## Work request:
Continue the Haskell forum thread from where it stops.

I disagree. I can't think of many situations in Haskell where the syntax is too limiting and metaprogramming would help. A lot of the stuff that might have been metaprogrammed in other languages can just be done with weird operators.

thanks user

because I have a job

Because everyone laughs at me whenever I use it.

FP will make you view problems from difference angles. You're better than, like, other 90% of programmers if you understand it. While Haskell isn't a bad choice for learning FP, I recommend learning Lisp instead (Common Lisp or Scheme is fine) because, imo, Lisp syntax is clearner, the language is easier and even it's not as purely FP as Haskell but it's enough to give you a taste of FP.

Go is better

I do have a YMCA membership, OP.

idk how to use it :(
it's just the lambda calculus
The syntax is ass because it's not well documented, i once googled what the shit are the difference between '$' and '.' and couldn't find anything official or concrete, it's like they're the same but not really but in most cases they are interchangeable with no 200 line ghc errors popping up.

>You're better than, like, other 90% of programmers if you understand it.
no, you aren't

>i once googled what the shit are the difference between '$' and '.' and couldn't find anything official or concrete
$ is the identity function specialized to functions, . is function composition.
in other words
f $ x = f x
f . g = \x -> f (g x)

thank you user

>1971 pages
Holy mother of paper bricks what's this?

t. person who doesnt benchmark

The hell you need a identity function operator in your language?

Because then you can do
f . g $ a + b
instead of
(f . g) (a + b)

Haskell book.

It has a high page count but the pages are small.

So you use it as a "one side parens" of sorts?

Scala is enough

You don't "need" it but it's convenient.
foo $ bar $ baz x is equivalent to foo (bar (baz x))
You can also have the operator & which is the same as $ but flips its arguments so you can write chains of functions similarly to the method chaining style in OOP languages.
x & map (+1) & filter even & product

dont know if composing functions or calling me a fag

Kind of, I don't think you can use it to pass multiple arguments to a function though, e.g.
f $ a + b c
as far as I can tell, you have to use parens for that.

Yeah, the point is to reduce the amount of brackets needed in some expressions, like:
main = putStrLn (show (map (+1) (someFunction a b c)))
-- or instead
main = putStrLn $ show $ map (+1) $ someFunction a b c
-- or instead, with the composition operator
main = putStrLn . show . map (+1) $ someFunction a b c

The last two are the same in this case, but the last one without the $ would become a new function, while the one above it without the last $ would try to call show with the args map and (+1).

## Information:
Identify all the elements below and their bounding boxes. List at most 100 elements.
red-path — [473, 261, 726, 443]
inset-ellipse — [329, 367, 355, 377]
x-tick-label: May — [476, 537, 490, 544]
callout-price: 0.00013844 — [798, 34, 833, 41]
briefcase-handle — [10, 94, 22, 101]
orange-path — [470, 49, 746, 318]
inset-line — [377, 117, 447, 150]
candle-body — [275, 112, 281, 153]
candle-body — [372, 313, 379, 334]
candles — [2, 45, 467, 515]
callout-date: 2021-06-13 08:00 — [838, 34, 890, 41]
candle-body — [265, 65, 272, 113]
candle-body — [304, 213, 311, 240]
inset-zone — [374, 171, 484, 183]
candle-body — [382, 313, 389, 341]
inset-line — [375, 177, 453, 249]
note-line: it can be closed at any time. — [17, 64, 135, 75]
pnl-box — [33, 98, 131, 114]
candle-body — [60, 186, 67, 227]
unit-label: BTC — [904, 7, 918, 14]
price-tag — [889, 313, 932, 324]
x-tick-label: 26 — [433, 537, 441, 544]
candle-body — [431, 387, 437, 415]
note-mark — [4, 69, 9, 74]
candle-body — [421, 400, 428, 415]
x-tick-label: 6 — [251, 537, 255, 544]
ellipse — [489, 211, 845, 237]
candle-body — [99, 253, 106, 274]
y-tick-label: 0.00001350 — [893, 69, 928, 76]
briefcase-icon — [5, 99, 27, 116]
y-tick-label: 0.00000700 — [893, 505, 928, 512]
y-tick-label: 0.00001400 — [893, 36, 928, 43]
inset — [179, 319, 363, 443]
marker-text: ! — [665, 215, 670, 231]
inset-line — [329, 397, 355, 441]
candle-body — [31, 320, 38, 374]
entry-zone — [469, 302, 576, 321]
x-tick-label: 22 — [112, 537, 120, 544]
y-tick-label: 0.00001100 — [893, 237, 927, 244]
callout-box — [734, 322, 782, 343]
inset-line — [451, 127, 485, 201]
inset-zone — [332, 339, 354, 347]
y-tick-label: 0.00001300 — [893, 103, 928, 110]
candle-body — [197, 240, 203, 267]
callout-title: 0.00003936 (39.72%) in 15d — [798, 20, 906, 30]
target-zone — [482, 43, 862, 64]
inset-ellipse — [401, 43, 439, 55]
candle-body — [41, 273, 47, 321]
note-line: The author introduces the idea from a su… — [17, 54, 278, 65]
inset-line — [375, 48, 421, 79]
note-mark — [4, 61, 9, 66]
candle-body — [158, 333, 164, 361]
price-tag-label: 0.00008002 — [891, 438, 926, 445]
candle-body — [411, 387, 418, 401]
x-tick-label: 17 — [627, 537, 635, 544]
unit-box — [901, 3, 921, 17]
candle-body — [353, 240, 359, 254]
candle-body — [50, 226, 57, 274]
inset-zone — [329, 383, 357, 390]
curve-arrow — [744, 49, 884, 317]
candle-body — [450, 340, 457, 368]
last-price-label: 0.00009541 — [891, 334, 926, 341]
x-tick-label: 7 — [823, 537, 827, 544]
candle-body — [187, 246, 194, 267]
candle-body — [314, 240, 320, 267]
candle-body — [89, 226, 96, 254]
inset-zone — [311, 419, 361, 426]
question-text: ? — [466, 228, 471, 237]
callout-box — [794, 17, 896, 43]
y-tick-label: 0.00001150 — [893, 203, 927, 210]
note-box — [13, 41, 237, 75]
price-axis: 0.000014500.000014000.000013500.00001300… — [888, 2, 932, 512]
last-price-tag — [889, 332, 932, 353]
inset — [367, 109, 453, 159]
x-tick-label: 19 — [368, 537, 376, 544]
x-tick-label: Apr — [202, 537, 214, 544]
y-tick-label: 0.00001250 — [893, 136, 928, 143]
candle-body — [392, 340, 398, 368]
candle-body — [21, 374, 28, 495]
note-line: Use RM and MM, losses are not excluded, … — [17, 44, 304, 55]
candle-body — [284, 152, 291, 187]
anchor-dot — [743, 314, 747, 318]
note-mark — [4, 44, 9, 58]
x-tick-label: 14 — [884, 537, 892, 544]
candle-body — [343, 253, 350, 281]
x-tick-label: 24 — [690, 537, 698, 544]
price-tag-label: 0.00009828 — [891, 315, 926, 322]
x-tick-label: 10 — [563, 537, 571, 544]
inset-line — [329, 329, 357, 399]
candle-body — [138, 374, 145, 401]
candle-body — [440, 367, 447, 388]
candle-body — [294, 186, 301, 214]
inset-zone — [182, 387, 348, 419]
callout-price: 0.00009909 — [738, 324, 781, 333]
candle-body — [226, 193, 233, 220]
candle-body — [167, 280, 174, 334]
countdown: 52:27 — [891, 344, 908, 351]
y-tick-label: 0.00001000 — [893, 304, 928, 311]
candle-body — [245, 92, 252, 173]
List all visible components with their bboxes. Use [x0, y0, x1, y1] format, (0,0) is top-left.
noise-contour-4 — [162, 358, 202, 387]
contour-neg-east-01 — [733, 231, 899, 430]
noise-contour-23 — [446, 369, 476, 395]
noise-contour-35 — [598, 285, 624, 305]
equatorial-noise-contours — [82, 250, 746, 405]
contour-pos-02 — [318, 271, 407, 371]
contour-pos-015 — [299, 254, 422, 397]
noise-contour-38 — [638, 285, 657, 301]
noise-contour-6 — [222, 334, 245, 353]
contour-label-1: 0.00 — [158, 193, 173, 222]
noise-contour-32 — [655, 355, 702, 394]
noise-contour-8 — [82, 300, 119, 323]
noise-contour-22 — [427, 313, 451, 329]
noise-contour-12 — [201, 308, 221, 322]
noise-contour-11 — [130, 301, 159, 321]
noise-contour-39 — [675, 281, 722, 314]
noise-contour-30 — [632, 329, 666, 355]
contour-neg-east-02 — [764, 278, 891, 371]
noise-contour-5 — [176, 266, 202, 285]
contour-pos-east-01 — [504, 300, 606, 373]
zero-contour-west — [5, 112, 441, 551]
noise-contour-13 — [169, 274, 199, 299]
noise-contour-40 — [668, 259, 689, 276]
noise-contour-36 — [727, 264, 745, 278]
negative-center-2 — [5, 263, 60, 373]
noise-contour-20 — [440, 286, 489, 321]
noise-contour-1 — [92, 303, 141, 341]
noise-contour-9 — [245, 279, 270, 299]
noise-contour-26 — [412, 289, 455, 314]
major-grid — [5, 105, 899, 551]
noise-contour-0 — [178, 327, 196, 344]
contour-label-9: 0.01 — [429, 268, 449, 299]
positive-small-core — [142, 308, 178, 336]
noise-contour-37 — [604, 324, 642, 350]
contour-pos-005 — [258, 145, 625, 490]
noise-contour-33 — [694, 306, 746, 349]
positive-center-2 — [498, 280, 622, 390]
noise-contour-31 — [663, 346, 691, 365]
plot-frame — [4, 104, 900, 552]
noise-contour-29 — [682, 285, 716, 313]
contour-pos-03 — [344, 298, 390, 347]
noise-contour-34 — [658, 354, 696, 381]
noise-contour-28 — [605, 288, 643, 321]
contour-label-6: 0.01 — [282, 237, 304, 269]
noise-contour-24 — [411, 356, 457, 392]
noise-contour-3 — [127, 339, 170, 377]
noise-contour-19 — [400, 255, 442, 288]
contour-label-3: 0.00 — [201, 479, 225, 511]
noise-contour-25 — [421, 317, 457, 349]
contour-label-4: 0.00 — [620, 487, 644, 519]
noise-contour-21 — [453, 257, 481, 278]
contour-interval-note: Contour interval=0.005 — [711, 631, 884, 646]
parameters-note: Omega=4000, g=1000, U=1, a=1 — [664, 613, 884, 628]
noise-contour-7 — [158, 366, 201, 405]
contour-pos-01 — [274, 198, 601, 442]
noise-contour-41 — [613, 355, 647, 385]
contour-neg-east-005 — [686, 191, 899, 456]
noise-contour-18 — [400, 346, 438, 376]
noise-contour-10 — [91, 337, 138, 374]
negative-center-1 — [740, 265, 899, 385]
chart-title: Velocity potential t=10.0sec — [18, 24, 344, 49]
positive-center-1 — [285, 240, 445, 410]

## Exercise response:
Basically '.' takes the output of a FUNCTION on the right hand side and sends it to the left but '$' can take almost anything on the right hand side.

I might be wrong but that is my understanding of it in simple terms.

bitch I might be

topkek

Do you guys actually reason about commutative diagrams; universal properties; limits; duality; exact sequences; exactness, faithfulness, and variance of functors; natural transformations; pre-additive, abelian, and small categories, &c?
That is, do you guys actually reason about your stuff in a category-y/generalized abstract nonsense way?

Also bump

why the 29bit minimum?
is int16 not an int, and if so why?

Because D covers my need

Yoneda's lemma is a meme, nobody cares about this stuff

This, also muh 500 lines of {-# LANGUAGE #-} in every file making it an even more bloated and nonstandard piece of shit than C++.

I assume the remaining bits are useful for garbage collection, ocaml does something similar.
Int16 != Int but will have an Integral instance.

>lisp
>functional
End this memery. Lisp (especially Common Lisp) is great, but it's not, nor has it ever been, a "functional" language in the sense it's commonly agreed upon nowadays. Not only do many idiomatic constructs encourage mutability and iterative approaches, macros give you a whole new way of violating referential transparency.
Yes, you can program in a more functional style if you really want, but Lisp truly shines when you embrace mutability instead of fighting it.
That's also the reason I tend to dislike Scheme: to me, it just feels like an attempt to turn Lisp into something that isn't Lisp.